REQUIREMENT: Would you write out the listing verbatim and skip every picture in it?

[Saved entries]
------------------------------
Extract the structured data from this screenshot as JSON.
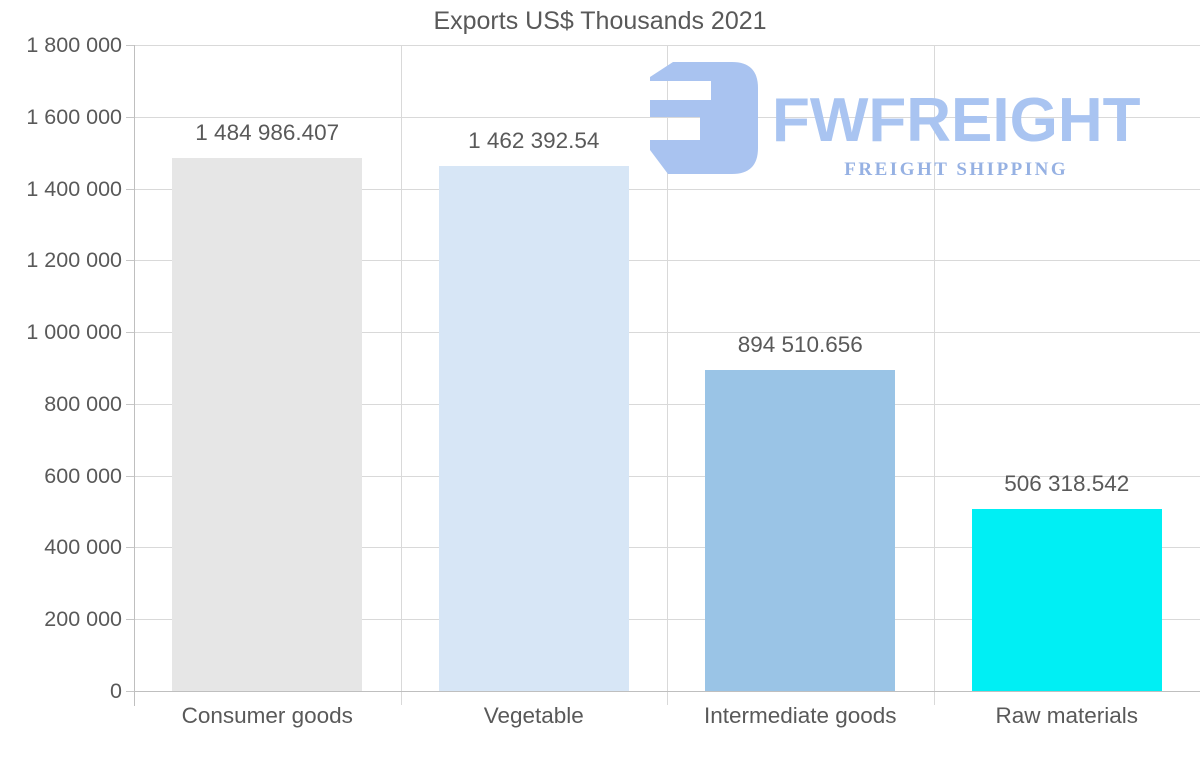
{
  "chart_data": {
    "type": "bar",
    "title": "Exports US$ Thousands 2021",
    "categories": [
      "Consumer goods",
      "Vegetable",
      "Intermediate goods",
      "Raw materials"
    ],
    "values": [
      1484986.407,
      1462392.54,
      894510.656,
      506318.542
    ],
    "value_labels": [
      "1 484 986.407",
      "1 462 392.54",
      "894 510.656",
      "506 318.542"
    ],
    "bar_colors": [
      "#e6e6e6",
      "#d7e6f6",
      "#9ac4e6",
      "#00eff4"
    ],
    "xlabel": "",
    "ylabel": "",
    "ylim": [
      0,
      1800000
    ],
    "ytick_step": 200000,
    "ytick_labels_top_down": [
      "1 800 000",
      "1 600 000",
      "1 400 000",
      "1 200 000",
      "1 000 000",
      "800 000",
      "600 000",
      "400 000",
      "200 000",
      "0"
    ],
    "grid": "horizontal and vertical category boundaries",
    "legend_position": "none"
  },
  "watermark": {
    "brand": "FWFREIGHT",
    "tagline": "FREIGHT SHIPPING",
    "logo_icon": "fwfreight-monogram",
    "icon_color": "#a9c3f0",
    "brand_color": "#a9c4f1",
    "tagline_color": "#96b1e3"
  },
  "styles": {
    "background": "#ffffff",
    "text_color": "#595959",
    "gridline_color": "#d9d9d9",
    "axis_color": "#bfbfbf"
  }
}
------------------------------
ANSWER FOR THE TASK:
Extract the structured data from this screenshot as JSON.
{
  "chart_data": {
    "type": "bar",
    "title": "Exports US$ Thousands 2021",
    "categories": [
      "Consumer goods",
      "Vegetable",
      "Intermediate goods",
      "Raw materials"
    ],
    "values": [
      1484986.407,
      1462392.54,
      894510.656,
      506318.542
    ],
    "value_labels": [
      "1 484 986.407",
      "1 462 392.54",
      "894 510.656",
      "506 318.542"
    ],
    "bar_colors": [
      "#e6e6e6",
      "#d7e6f6",
      "#9ac4e6",
      "#00eff4"
    ],
    "xlabel": "",
    "ylabel": "",
    "ylim": [
      0,
      1800000
    ],
    "ytick_step": 200000,
    "ytick_labels_top_down": [
      "1 800 000",
      "1 600 000",
      "1 400 000",
      "1 200 000",
      "1 000 000",
      "800 000",
      "600 000",
      "400 000",
      "200 000",
      "0"
    ],
    "grid": "horizontal and vertical category boundaries",
    "legend_position": "none"
  },
  "watermark": {
    "brand": "FWFREIGHT",
    "tagline": "FREIGHT SHIPPING",
    "logo_icon": "fwfreight-monogram",
    "icon_color": "#a9c3f0",
    "brand_color": "#a9c4f1",
    "tagline_color": "#96b1e3"
  },
  "styles": {
    "background": "#ffffff",
    "text_color": "#595959",
    "gridline_color": "#d9d9d9",
    "axis_color": "#bfbfbf"
  }
}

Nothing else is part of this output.